Repeat, line for line, the entries printed below.

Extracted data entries
·····

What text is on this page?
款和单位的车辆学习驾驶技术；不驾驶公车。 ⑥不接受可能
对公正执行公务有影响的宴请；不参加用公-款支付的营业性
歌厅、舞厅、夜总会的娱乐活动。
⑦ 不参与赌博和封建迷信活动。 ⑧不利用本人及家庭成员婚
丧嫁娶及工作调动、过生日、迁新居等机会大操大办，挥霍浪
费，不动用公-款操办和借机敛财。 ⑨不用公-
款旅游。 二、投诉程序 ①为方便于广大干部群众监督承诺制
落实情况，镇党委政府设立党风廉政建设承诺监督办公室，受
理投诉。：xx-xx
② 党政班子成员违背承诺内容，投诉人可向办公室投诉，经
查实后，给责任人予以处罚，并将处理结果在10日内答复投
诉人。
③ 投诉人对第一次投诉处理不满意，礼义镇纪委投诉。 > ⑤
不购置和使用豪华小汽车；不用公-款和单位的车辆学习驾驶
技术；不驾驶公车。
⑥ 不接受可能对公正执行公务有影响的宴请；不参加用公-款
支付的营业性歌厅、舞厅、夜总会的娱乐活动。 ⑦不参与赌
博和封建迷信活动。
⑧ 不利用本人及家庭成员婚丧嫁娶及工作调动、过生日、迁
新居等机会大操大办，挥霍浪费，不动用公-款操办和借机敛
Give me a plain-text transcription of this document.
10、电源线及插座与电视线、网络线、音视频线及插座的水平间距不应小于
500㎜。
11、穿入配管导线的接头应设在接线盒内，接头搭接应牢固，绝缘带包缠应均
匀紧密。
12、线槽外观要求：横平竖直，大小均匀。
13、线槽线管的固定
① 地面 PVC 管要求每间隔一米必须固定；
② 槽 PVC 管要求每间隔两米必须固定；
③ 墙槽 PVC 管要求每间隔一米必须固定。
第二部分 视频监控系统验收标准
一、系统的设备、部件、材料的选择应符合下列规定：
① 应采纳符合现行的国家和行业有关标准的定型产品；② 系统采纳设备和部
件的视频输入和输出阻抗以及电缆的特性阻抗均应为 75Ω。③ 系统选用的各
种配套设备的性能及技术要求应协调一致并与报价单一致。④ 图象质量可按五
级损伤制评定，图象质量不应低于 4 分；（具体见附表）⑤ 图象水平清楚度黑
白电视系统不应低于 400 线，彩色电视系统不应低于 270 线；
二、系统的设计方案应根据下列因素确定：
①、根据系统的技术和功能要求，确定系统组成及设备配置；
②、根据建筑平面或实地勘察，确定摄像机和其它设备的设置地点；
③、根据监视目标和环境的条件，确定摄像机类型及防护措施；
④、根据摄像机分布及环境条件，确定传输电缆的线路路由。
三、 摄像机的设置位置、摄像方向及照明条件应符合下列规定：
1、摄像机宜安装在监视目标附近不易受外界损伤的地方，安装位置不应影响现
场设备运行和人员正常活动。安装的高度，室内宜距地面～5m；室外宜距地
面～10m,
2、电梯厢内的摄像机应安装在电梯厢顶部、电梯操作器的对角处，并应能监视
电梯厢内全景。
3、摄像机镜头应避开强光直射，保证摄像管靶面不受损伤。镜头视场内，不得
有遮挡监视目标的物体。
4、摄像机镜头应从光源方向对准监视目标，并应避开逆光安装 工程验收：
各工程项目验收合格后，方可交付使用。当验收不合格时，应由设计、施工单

·····

### Output below
What text is on this page?
款和单位的车辆学习驾驶技术；不驾驶公车。 ⑥不接受可能
对公正执行公务有影响的宴请；不参加用公-款支付的营业性
歌厅、舞厅、夜总会的娱乐活动。
⑦ 不参与赌博和封建迷信活动。 ⑧不利用本人及家庭成员婚
丧嫁娶及工作调动、过生日、迁新居等机会大操大办，挥霍浪
费，不动用公-款操办和借机敛财。 ⑨不用公-
款旅游。 二、投诉程序 ①为方便于广大干部群众监督承诺制
落实情况，镇党委政府设立党风廉政建设承诺监督办公室，受
理投诉。：xx-xx
② 党政班子成员违背承诺内容，投诉人可向办公室投诉，经
查实后，给责任人予以处罚，并将处理结果在10日内答复投
诉人。
③ 投诉人对第一次投诉处理不满意，礼义镇纪委投诉。 > ⑤
不购置和使用豪华小汽车；不用公-款和单位的车辆学习驾驶
技术；不驾驶公车。
⑥ 不接受可能对公正执行公务有影响的宴请；不参加用公-款
支付的营业性歌厅、舞厅、夜总会的娱乐活动。 ⑦不参与赌
博和封建迷信活动。
⑧ 不利用本人及家庭成员婚丧嫁娶及工作调动、过生日、迁
新居等机会大操大办，挥霍浪费，不动用公-款操办和借机敛
Give me a plain-text transcription of this document.
10、电源线及插座与电视线、网络线、音视频线及插座的水平间距不应小于
500㎜。
11、穿入配管导线的接头应设在接线盒内，接头搭接应牢固，绝缘带包缠应均
匀紧密。
12、线槽外观要求：横平竖直，大小均匀。
13、线槽线管的固定
① 地面 PVC 管要求每间隔一米必须固定；
② 槽 PVC 管要求每间隔两米必须固定；
③ 墙槽 PVC 管要求每间隔一米必须固定。
第二部分 视频监控系统验收标准
一、系统的设备、部件、材料的选择应符合下列规定：
① 应采纳符合现行的国家和行业有关标准的定型产品；② 系统采纳设备和部
件的视频输入和输出阻抗以及电缆的特性阻抗均应为 75Ω。③ 系统选用的各
种配套设备的性能及技术要求应协调一致并与报价单一致。④ 图象质量可按五
级损伤制评定，图象质量不应低于 4 分；（具体见附表）⑤ 图象水平清楚度黑
白电视系统不应低于 400 线，彩色电视系统不应低于 270 线；
二、系统的设计方案应根据下列因素确定：
①、根据系统的技术和功能要求，确定系统组成及设备配置；
②、根据建筑平面或实地勘察，确定摄像机和其它设备的设置地点；
③、根据监视目标和环境的条件，确定摄像机类型及防护措施；
④、根据摄像机分布及环境条件，确定传输电缆的线路路由。
三、 摄像机的设置位置、摄像方向及照明条件应符合下列规定：
1、摄像机宜安装在监视目标附近不易受外界损伤的地方，安装位置不应影响现
场设备运行和人员正常活动。安装的高度，室内宜距地面～5m；室外宜距地
面～10m,
2、电梯厢内的摄像机应安装在电梯厢顶部、电梯操作器的对角处，并应能监视
电梯厢内全景。
3、摄像机镜头应避开强光直射，保证摄像管靶面不受损伤。镜头视场内，不得
有遮挡监视目标的物体。
4、摄像机镜头应从光源方向对准监视目标，并应避开逆光安装 工程验收：
各工程项目验收合格后，方可交付使用。当验收不合格时，应由设计、施工单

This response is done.